→ **Page**:
□ □ □

Synthetic environments have been used for data gathering and testing in different tasks, as they provide a simple and effective playground that not only proves to be cost-efficient but also enables the generation of data that may be dangerous or too costly to collect.

In recent years, synthetic data have usually been generated with tools designed specifically for the task of data simulation and gathering. CARLA [9] and LGSVL [10], are widely used tools designed for simulating autonomous driving tasks; there are also tools for different purposes, such as AirSim [11] for simulating drone navigation. There are also commonly used synthetic datasets like Synthia [2] or SynLiDAR [12], generated with unpublished tools. Additionally, modified videogames can also be a useful source for synthetic data: The GTA Dataset [3] was captured using the Grand Theft Auto V video game, and although it required manual label curation, it has become a staple dataset in the field, as it leverages the variability and image quality of a multi-million dollar entertainment project to obtain useful ground-truth labels for different tasks.

Yet, creating these tools and generating these datasets have two notable limitations: (1) extensive human labor with specific knowledge is required to build these tools, and (2) they offer a limited class variety constrained by the available 3D assets.

Diffusion modelshave disrupted the field of generative artificial intelligence, as they can generate realistic imaging just from a set of text prompts, without specific tuning, and all of this while ensuring high intra- and inter-class variability. Yet, they have some limitations that restrict their usage when generating synthetic data for semantic segmentation. The extraction of pixel-accurate semantic labels from images generated with diffusion models is still an open problem, as it has to solve two particular challenges: correctly identifying the class of the depicted object, and the pixel-perfect localization of the object in the image, as the noise introduced by label misalignment can result in performance degradation on the semantic segmentation models. Some works try to exploit the capabilities of Stable Diffusion for generating synthetic images for semantic segmentation: DatasetDM [13] introduces a generation model with capabilities to generate images and their ground-truth annotations, relying on a segmentation decoder to achieve image–mask alignment. More recently, DGInStyle [6] relied on ControlNet to generate a diverse dataset of street scenes with consistent image–label alignment by guiding the generation with a semantic segmentation ground-truth image, obtaining different images that represent the same scene. But, due to the nature of diffusion methods, both alternatives show limitations, with pixel misalignments between the synthetic image and its ground truth.

□ □ □

→ **Records provided**:
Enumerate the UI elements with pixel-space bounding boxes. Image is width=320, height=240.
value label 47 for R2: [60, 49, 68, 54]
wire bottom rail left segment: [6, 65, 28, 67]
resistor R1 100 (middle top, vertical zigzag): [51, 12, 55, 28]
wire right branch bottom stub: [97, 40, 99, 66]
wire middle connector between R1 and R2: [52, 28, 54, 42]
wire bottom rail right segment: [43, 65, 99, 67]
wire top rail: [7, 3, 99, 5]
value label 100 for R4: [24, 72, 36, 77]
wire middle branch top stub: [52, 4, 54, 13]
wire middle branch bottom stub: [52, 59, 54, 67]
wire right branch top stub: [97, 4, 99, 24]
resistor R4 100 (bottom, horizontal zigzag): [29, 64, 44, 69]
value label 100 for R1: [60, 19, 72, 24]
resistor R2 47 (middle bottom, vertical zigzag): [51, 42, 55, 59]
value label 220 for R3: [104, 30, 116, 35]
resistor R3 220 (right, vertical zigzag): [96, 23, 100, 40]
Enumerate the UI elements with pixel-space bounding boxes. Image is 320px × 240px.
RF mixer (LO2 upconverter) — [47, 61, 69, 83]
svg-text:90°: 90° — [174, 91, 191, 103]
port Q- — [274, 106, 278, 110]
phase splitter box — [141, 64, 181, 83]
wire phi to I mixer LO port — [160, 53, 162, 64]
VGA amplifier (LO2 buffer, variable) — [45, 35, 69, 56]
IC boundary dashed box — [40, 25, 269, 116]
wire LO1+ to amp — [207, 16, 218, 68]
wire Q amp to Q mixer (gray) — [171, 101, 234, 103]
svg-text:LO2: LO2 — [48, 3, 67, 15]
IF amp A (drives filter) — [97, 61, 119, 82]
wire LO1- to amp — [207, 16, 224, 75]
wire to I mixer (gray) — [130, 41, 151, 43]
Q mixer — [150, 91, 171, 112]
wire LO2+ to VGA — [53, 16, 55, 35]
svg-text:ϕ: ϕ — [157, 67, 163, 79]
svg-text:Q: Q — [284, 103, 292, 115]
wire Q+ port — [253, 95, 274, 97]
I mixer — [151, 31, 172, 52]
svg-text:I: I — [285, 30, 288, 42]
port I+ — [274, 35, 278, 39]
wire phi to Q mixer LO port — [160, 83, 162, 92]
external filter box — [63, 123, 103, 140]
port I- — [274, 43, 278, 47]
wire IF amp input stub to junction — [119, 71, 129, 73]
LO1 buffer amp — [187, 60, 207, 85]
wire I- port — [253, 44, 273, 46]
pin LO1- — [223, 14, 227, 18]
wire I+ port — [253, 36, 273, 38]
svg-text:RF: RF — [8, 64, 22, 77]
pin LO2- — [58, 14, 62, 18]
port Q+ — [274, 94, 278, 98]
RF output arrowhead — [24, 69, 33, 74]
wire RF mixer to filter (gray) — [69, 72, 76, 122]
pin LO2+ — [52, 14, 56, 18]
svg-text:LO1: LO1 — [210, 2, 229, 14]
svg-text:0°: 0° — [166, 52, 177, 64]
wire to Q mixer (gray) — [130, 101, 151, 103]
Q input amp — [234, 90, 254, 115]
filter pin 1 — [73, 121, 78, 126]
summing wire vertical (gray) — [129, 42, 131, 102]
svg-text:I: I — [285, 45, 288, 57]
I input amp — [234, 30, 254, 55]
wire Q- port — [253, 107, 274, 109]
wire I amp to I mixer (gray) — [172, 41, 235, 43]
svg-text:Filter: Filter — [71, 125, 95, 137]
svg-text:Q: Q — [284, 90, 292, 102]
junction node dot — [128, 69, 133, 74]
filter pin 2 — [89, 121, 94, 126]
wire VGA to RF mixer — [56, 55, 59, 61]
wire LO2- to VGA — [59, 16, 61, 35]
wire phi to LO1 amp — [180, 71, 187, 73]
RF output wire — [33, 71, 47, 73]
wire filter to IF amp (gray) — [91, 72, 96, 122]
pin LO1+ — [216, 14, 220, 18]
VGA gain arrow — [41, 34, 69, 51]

□ □ □

→ **Work instructions**:
Write what follows the last sentence of the passage on generating synthetic data for semantic segmentation.

→ **The output**:
1.1.2. Exploiting Synthetic Data

Although using synthetic environments to generate data has many advantages, it also has some drawbacks and limitations [4]. They often have reduced variability compared to real-world images, due to a limited amount of 3D objects; for example, CARLA [9] has 18 different car models, but there are thousands in the real world. Also, these environments often lack realism, and seeking realism can increase the development costs of the tool quickly to the point where it may surpass the cost of gathering and labeling real datasets.

These differences are referred to as the domain gap, and overcoming this domain gap is one of the most important tasks in semantic segmentation, called domain adaptation. The domain adaptation task involves a source domain, where models are trained on an annotated dataset, and a target domain, where the model is intended to be deployed. Ideally, the source synthetic data should substitute real data during training, with the objective of leveraging the knowledge gained from the synthetic source domain to enhance model performance in an unlabeled real target domain.

In this work, we focus on the task of unsupervised domain adaptation (UDA), where we exploit the unlabeled data of the target domain to further enhance the performance of an algorithm trained with supervision on the source domain.

UDA tries to leverage data from both domains to increase the performance of a given algorithm on a target domain. This adaptation can be performed at different levels, and we can distinguish between three main trends for unsupervised domain adaptation depending on the space where the adaptation is performed [4]: In input-space domain adaptation [7,14,15,16,17], the adaptation is performed by modifying the images used to train the segmentation model. In feature-space domain adaptation [18,19,20,21,22], the adaptation is performed at a feature level within the model, usually by trying to align feature distributions between domains; and in output-space domain adaptation [7,23,24,25,26] the adaptation is performed by trying to align predictions between the source and target domains.

In our work, we propose including new classes in the source-domain space, without any specific knowledge of the target domain.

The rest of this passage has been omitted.